SHORT TASK: Look through the listing and locate every line containing the word "count"; copy those lines.

Figure record listings
= = = = = = =

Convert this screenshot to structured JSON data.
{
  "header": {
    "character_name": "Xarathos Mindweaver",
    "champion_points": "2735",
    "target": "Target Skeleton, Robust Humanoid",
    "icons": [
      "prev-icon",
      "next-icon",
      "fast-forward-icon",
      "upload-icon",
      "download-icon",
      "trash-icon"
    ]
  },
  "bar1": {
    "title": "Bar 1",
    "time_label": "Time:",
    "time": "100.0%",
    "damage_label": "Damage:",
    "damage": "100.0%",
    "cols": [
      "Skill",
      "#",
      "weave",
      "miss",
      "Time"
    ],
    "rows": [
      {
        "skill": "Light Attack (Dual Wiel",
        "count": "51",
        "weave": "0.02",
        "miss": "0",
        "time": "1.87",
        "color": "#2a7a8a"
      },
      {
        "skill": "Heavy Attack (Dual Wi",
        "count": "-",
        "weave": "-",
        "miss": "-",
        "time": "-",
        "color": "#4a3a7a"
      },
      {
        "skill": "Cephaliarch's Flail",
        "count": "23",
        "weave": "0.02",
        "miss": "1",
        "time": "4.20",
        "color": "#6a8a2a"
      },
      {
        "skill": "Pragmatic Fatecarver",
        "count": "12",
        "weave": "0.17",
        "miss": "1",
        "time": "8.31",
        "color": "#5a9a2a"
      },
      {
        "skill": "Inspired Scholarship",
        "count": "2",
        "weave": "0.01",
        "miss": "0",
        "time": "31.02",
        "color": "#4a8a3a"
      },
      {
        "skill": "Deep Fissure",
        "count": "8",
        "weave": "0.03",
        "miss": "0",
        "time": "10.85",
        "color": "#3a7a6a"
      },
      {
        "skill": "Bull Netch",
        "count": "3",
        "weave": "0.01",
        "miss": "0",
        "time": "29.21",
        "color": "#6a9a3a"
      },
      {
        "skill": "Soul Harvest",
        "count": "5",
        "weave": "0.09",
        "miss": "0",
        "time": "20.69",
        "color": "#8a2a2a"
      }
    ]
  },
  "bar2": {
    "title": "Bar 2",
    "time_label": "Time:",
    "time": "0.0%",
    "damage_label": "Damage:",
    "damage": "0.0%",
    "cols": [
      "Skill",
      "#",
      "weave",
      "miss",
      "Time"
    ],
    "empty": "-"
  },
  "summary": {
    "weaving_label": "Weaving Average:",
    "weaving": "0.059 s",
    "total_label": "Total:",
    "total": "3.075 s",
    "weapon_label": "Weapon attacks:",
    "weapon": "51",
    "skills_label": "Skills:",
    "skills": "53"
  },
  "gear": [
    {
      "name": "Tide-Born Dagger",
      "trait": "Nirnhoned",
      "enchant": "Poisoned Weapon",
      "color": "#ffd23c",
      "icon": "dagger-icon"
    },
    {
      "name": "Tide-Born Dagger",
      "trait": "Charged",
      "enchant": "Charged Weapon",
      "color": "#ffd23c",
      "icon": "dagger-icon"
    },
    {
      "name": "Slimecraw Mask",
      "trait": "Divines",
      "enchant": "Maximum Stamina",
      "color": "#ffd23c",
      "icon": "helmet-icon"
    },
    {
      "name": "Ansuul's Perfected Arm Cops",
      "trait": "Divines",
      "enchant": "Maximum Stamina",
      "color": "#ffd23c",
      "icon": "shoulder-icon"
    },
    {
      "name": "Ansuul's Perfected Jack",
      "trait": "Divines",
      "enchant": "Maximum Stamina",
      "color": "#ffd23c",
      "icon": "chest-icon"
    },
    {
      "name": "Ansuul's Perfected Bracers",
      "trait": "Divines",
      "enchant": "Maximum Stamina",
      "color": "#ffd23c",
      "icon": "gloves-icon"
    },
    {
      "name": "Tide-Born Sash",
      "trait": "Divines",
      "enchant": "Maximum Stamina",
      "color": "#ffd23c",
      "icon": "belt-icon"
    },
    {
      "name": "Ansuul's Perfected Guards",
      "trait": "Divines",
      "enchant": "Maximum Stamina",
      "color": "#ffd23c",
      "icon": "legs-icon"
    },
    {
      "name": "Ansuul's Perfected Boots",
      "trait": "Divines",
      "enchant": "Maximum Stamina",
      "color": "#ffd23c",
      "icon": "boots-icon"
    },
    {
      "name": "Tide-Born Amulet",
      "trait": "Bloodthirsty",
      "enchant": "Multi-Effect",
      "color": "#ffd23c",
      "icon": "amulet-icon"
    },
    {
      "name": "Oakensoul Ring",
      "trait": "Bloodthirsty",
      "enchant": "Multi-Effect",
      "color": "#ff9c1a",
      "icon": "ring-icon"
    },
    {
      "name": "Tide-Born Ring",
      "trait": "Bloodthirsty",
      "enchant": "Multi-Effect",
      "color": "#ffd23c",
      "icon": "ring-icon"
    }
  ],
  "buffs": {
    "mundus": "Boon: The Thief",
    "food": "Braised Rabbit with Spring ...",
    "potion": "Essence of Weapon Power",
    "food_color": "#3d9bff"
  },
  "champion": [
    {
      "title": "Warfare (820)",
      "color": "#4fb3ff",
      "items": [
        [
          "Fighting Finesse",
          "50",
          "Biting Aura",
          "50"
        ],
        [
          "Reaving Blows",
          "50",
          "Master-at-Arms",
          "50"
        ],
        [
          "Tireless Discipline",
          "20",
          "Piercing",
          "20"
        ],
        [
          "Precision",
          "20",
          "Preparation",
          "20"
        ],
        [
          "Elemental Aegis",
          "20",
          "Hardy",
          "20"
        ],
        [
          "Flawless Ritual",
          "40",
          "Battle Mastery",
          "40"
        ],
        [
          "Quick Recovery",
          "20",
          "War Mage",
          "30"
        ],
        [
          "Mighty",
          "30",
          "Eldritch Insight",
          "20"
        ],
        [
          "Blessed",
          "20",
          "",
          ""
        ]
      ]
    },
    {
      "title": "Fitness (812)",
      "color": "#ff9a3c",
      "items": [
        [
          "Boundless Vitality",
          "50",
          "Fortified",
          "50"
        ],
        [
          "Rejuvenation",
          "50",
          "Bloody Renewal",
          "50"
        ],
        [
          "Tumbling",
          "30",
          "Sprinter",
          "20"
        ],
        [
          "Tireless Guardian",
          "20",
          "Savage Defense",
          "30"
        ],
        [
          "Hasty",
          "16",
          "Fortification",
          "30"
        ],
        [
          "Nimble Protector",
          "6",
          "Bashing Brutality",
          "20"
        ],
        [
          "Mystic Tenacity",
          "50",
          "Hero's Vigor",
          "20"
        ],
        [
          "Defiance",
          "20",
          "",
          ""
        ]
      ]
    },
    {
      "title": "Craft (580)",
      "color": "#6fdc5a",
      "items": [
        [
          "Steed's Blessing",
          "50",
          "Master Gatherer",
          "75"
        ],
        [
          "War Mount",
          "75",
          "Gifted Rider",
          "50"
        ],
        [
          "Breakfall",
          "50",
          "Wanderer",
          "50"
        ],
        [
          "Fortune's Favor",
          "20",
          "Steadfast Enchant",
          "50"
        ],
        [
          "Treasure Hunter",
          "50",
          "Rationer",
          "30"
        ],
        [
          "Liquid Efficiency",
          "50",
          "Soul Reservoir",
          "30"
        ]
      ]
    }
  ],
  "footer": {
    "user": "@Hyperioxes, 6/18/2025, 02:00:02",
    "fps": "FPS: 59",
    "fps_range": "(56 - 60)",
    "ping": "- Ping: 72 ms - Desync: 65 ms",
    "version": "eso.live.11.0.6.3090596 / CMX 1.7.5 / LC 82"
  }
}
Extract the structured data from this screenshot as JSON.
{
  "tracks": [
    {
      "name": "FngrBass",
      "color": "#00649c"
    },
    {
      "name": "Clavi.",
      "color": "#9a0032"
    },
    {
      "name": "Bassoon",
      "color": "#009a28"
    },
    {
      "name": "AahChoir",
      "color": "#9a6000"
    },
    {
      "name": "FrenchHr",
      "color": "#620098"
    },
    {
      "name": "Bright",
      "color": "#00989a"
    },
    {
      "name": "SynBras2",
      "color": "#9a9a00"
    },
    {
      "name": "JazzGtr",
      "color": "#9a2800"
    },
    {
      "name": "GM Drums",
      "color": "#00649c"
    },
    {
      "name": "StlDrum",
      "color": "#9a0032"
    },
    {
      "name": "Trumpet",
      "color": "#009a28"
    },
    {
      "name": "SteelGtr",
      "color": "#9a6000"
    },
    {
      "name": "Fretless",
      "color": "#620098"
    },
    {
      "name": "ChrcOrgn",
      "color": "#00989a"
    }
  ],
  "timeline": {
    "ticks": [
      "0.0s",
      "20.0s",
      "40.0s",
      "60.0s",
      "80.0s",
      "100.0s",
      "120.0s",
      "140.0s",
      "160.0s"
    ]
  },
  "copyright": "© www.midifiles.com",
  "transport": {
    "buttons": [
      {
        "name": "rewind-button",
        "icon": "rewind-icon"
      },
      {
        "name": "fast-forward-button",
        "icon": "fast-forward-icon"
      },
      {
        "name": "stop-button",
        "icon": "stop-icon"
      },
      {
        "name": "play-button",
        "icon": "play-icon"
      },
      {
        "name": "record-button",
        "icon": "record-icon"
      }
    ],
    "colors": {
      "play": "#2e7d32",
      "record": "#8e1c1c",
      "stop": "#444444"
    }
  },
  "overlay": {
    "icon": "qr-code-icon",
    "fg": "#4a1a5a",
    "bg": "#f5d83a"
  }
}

= = = = = = =

CORRECT OUTPUT:
        "count": "51",
        "count": "-",
        "count": "23",
        "count": "12",
        "count": "2",
        "count": "8",
        "count": "3",
        "count": "5",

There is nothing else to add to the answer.